■ What is being asked
All lines in which the word "that" occurs are to be extracted.

■ Given records
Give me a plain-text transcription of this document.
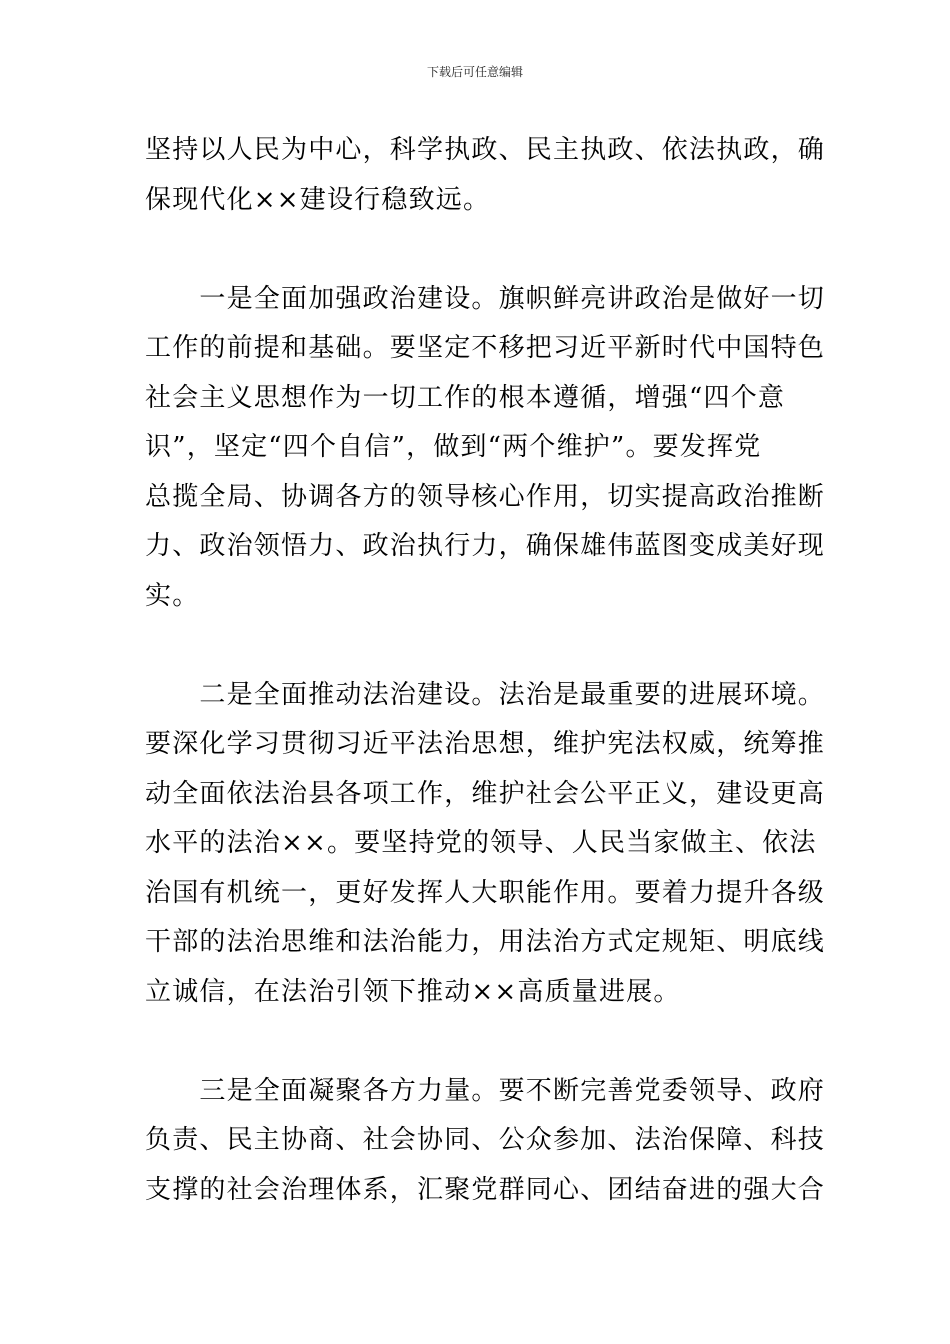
下载后可任意编辑
坚持以人民为中心，科学执政、民主执政、依法执政，确
保现代化××建设行稳致远。
　　一是全面加强政治建设。旗帜鲜亮讲政治是做好一切
工作的前提和基础。要坚定不移把习近平新时代中国特色
社会主义思想作为一切工作的根本遵循，增强“四个意
识”，坚定“四个自信”，做到“两个维护”。要发挥党
总揽全局、协调各方的领导核心作用，切实提高政治推断
力、政治领悟力、政治执行力，确保雄伟蓝图变成美好现
实。
　　二是全面推动法治建设。法治是最重要的进展环境。
要深化学习贯彻习近平法治思想，维护宪法权威，统筹推
动全面依法治县各项工作，维护社会公平正义，建设更高
水平的法治××。要坚持党的领导、人民当家做主、依法
治国有机统一，更好发挥人大职能作用。要着力提升各级
干部的法治思维和法治能力，用法治方式定规矩、明底线
立诚信，在法治引领下推动××高质量进展。
　　三是全面凝聚各方力量。要不断完善党委领导、政府
负责、民主协商、社会协同、公众参加、法治保障、科技
支撑的社会治理体系，汇聚党群同心、团结奋进的强大合
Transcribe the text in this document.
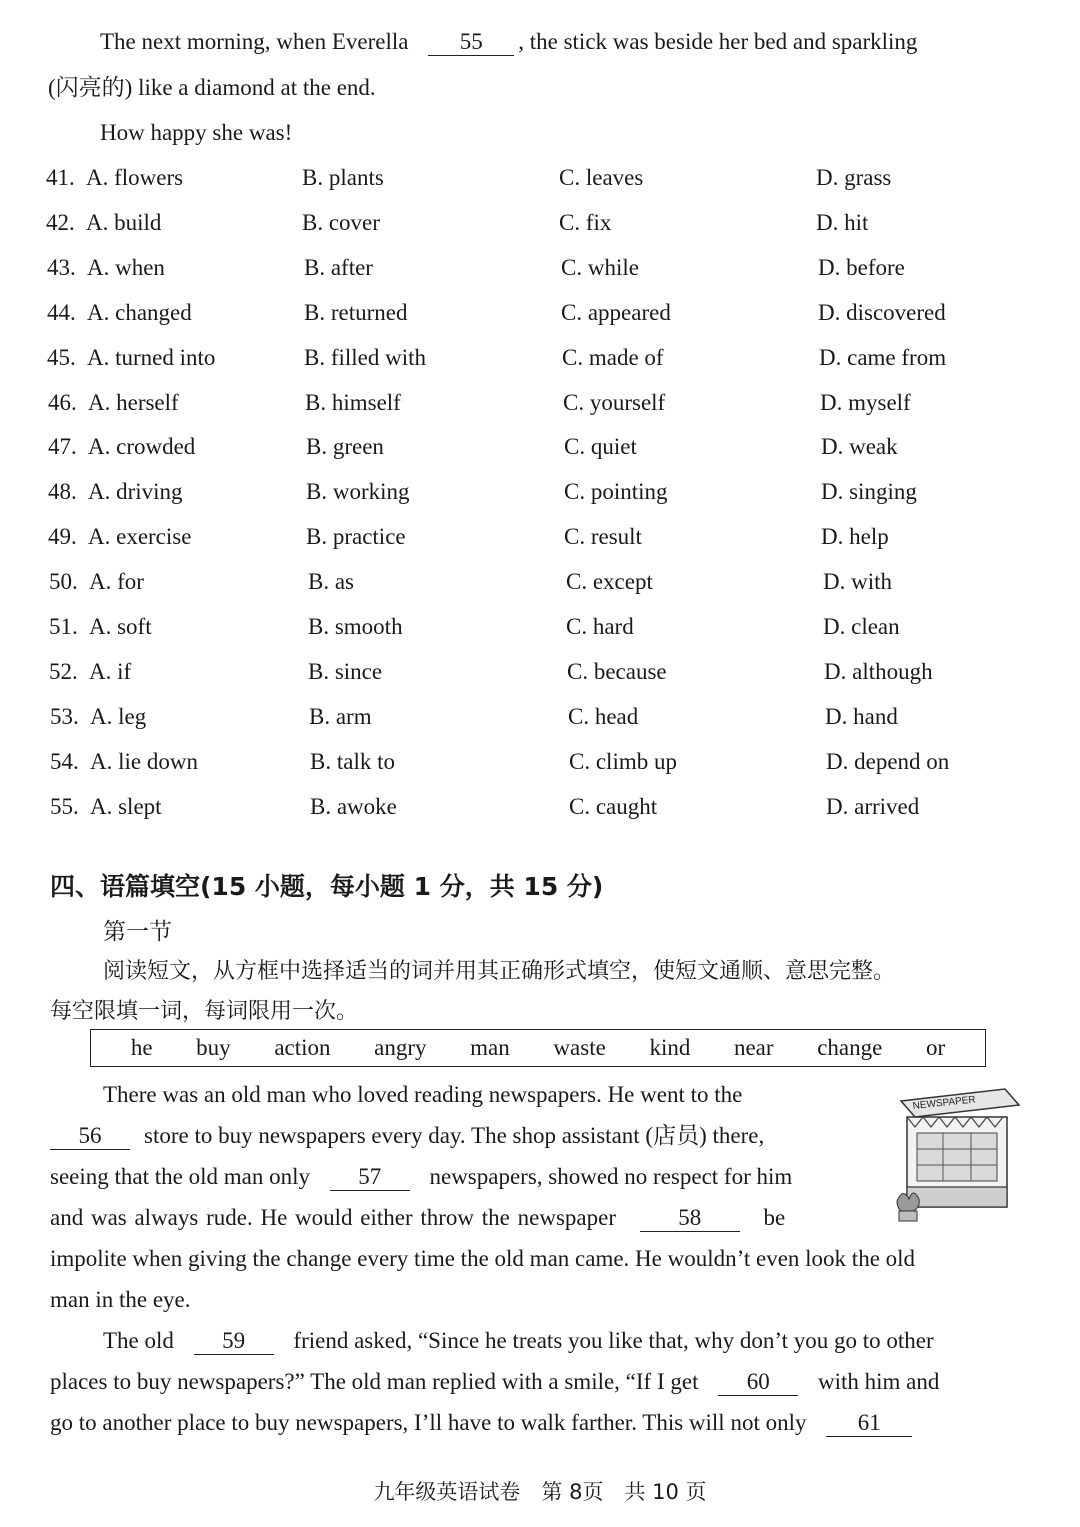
The next morning, when Everella 55 , the stick was beside her bed and sparkling
(闪亮的) like a diamond at the end.
How happy she was!
41. A. flowers	B. plants	C. leaves	D. grass
42. A. build	B. cover	C. fix	D. hit
43. A. when	B. after	C. while	D. before
44. A. changed	B. returned	C. appeared	D. discovered
45. A. turned into	B. filled with	C. made of	D. came from
46. A. herself	B. himself	C. yourself	D. myself
47. A. crowded	B. green	C. quiet	D. weak
48. A. driving	B. working	C. pointing	D. singing
49. A. exercise	B. practice	C. result	D. help
50. A. for	B. as	C. except	D. with
51. A. soft	B. smooth	C. hard	D. clean
52. A. if	B. since	C. because	D. although
53. A. leg	B. arm	C. head	D. hand
54. A. lie down	B. talk to	C. climb up	D. depend on
55. A. slept	B. awoke	C. caught	D. arrived
四、语篇填空(15 小题，每小题 1 分，共 15 分)
第一节
阅读短文，从方框中选择适当的词并用其正确形式填空，使短文通顺、意思完整。
每空限填一词，每词限用一次。
he buy action angry man waste kind near change or
NEWSPAPER
There was an old man who loved reading newspapers. He went to the
56 store to buy newspapers every day. The shop assistant (店员) there,
seeing that the old man only 57 newspapers, showed no respect for him
and was always rude. He would either throw the newspaper	58	be
impolite when giving the change every time the old man came. He wouldn’t even look the old
man in the eye.
The old 59 friend asked, “Since he treats you like that, why don’t you go to other
places to buy newspapers?” The old man replied with a smile, “If I get 60 with him and
go to another place to buy newspapers, I’ll have to walk farther. This will not only 61
九年级英语试卷　第 8页　共 10 页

■ Exercise solution
seeing that the old man only 57 newspapers, showed no respect for him
The old 59 friend asked, “Since he treats you like that, why don’t you go to other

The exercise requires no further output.